**Instructions for the task:** Go through the material and write it all out exactly, minus the pictures.

**Data to use:**
···
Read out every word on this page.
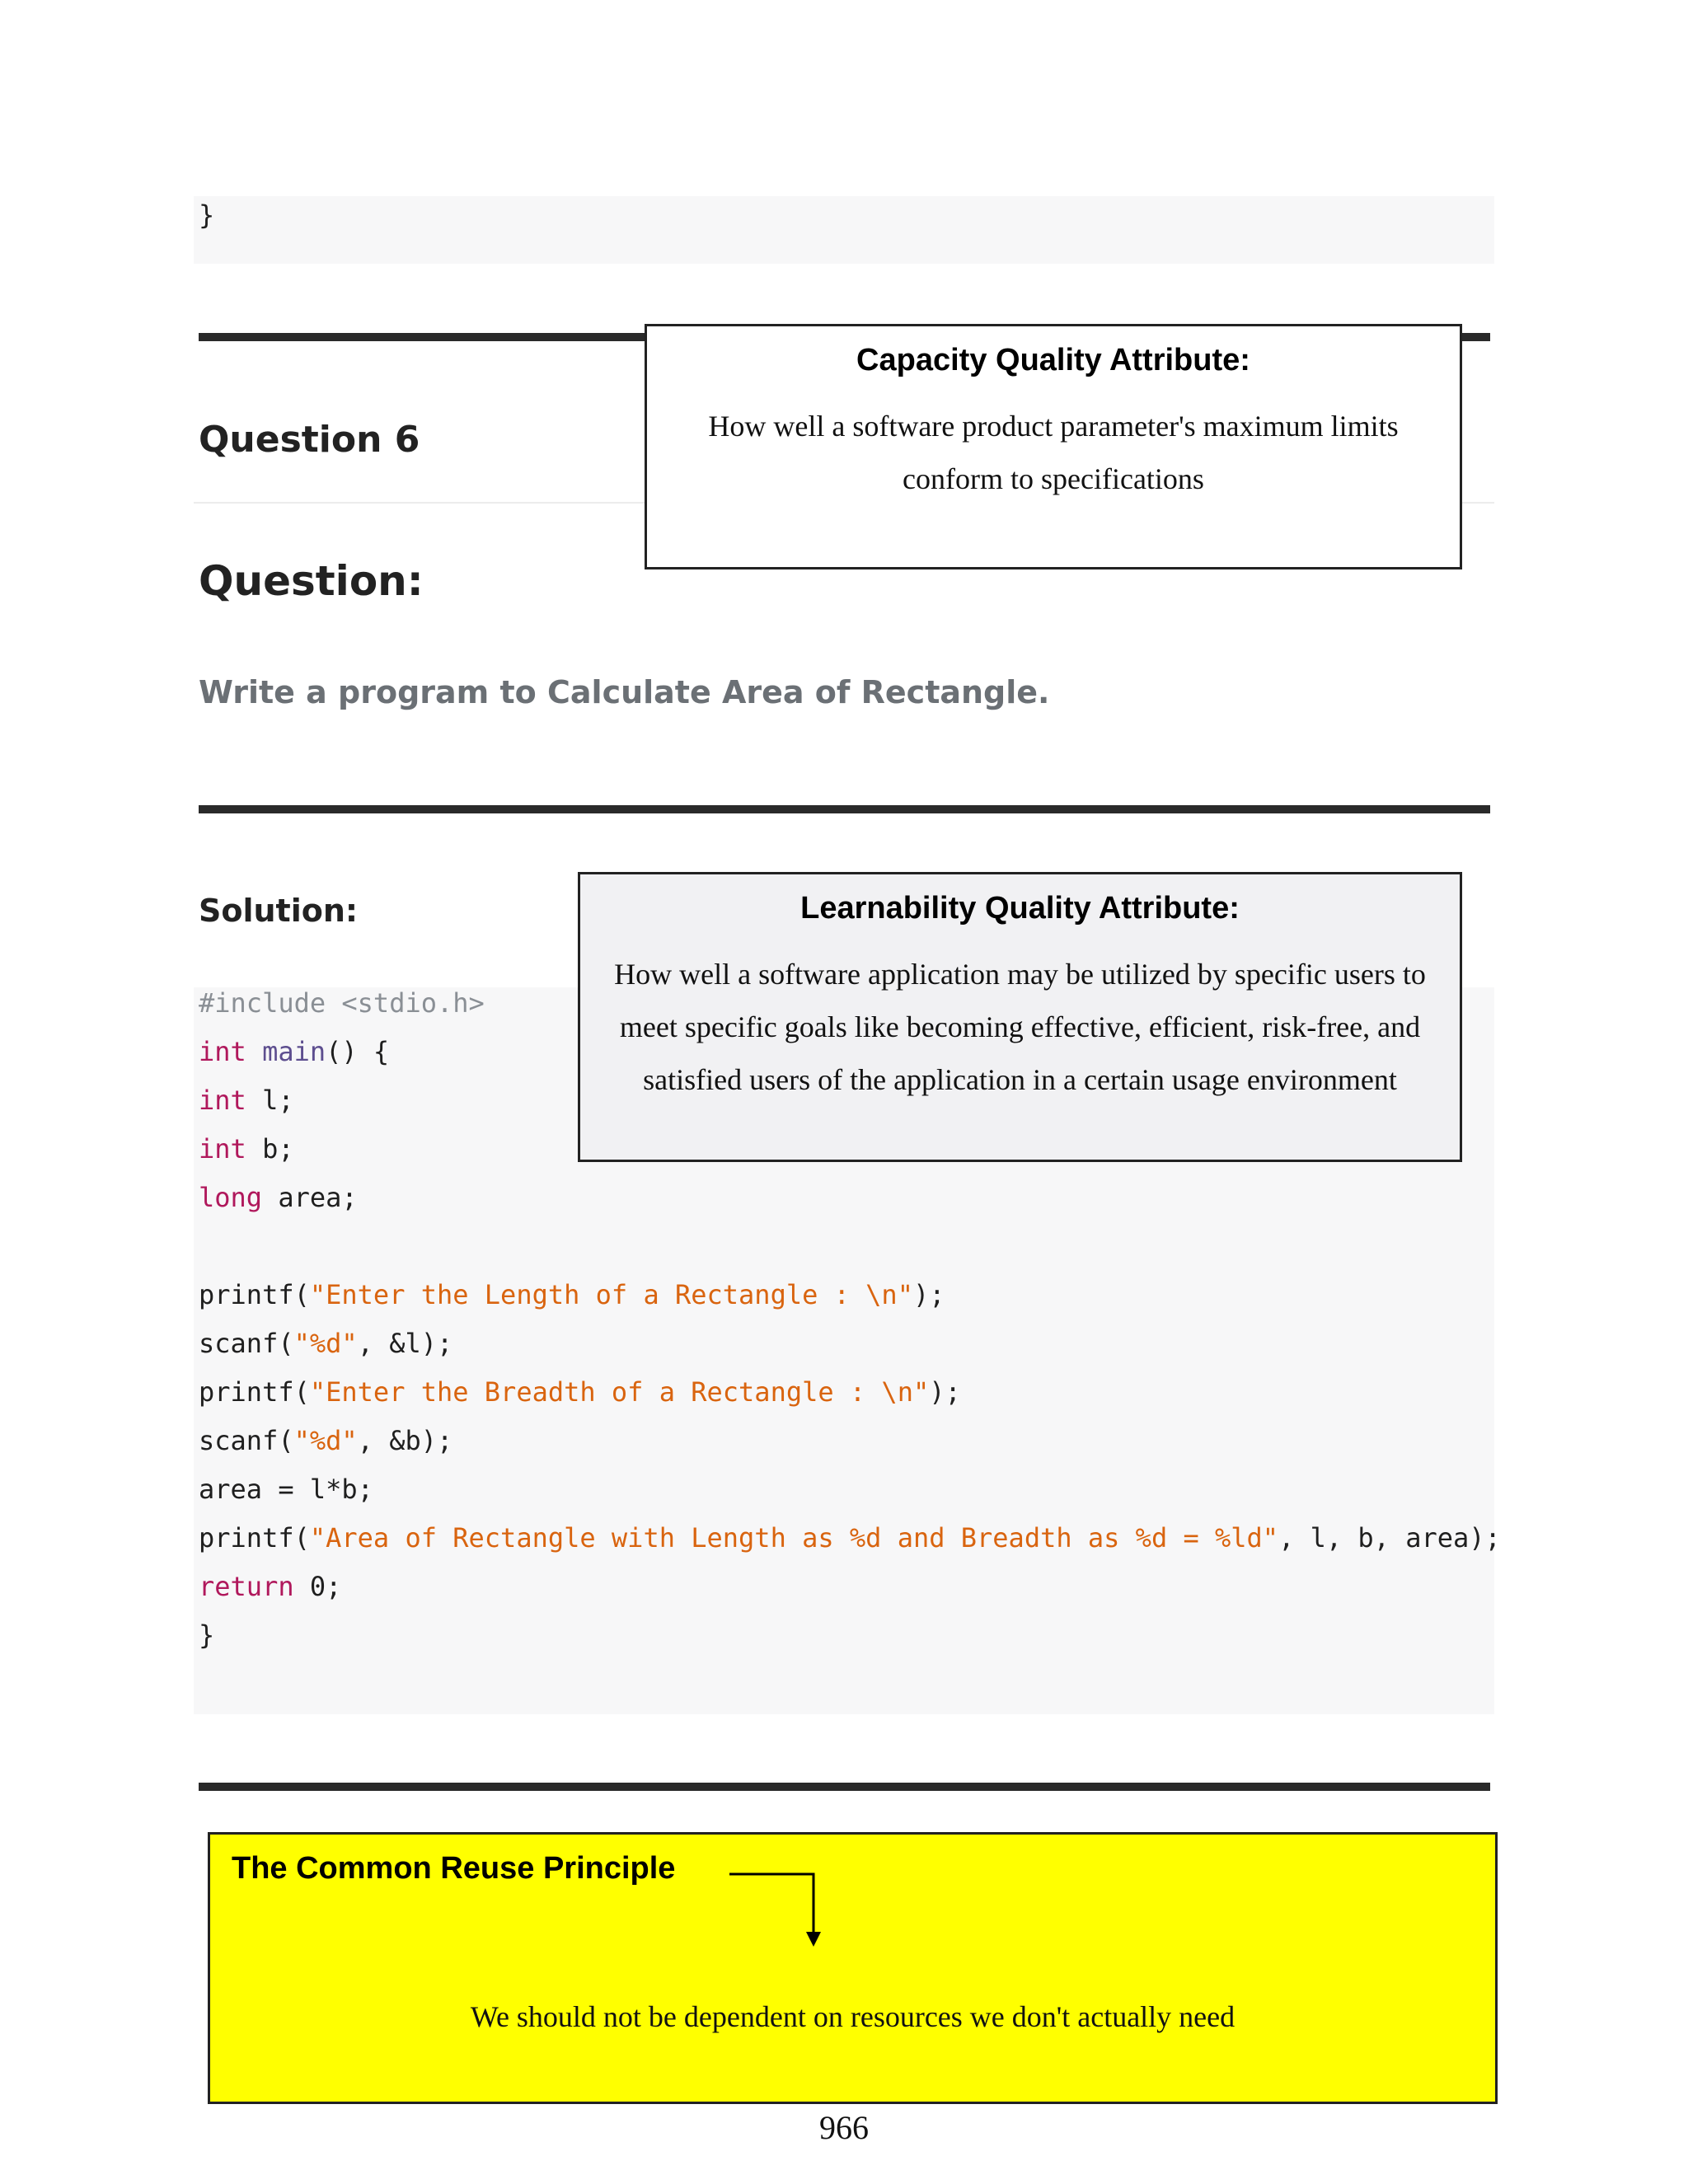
}
Question 6
Capacity Quality Attribute:
How well a software product parameter's maximum limits conform to specifications
Question:
Write a program to Calculate Area of Rectangle.
Solution:
#include <stdio.h>
int main() {
int l;
int b;
long area;
printf("Enter the Length of a Rectangle : \n");
scanf("%d", &l);
printf("Enter the Breadth of a Rectangle : \n");
scanf("%d", &b);
area = l*b;
printf("Area of Rectangle with Length as %d and Breadth as %d = %ld", l, b, area);
return 0;
}
Learnability Quality Attribute:
How well a software application may be utilized by specific users to meet specific goals like becoming effective, efficient, risk-free, and satisfied users of the application in a certain usage environment
The Common Reuse Principle
We should not be dependent on resources we don't actually need
966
···
**Exercise result:**
Read out every word on this page.
}
Question 6
Capacity Quality Attribute:
How well a software product parameter's maximum limits conform to specifications
Question:
Write a program to Calculate Area of Rectangle.
Solution:
#include <stdio.h>
int main() {
int l;
int b;
long area;
printf("Enter the Length of a Rectangle : \n");
scanf("%d", &l);
printf("Enter the Breadth of a Rectangle : \n");
scanf("%d", &b);
area = l*b;
printf("Area of Rectangle with Length as %d and Breadth as %d = %ld", l, b, area);
return 0;
}
Learnability Quality Attribute:
How well a software application may be utilized by specific users to meet specific goals like becoming effective, efficient, risk-free, and satisfied users of the application in a certain usage environment
The Common Reuse Principle
We should not be dependent on resources we don't actually need
966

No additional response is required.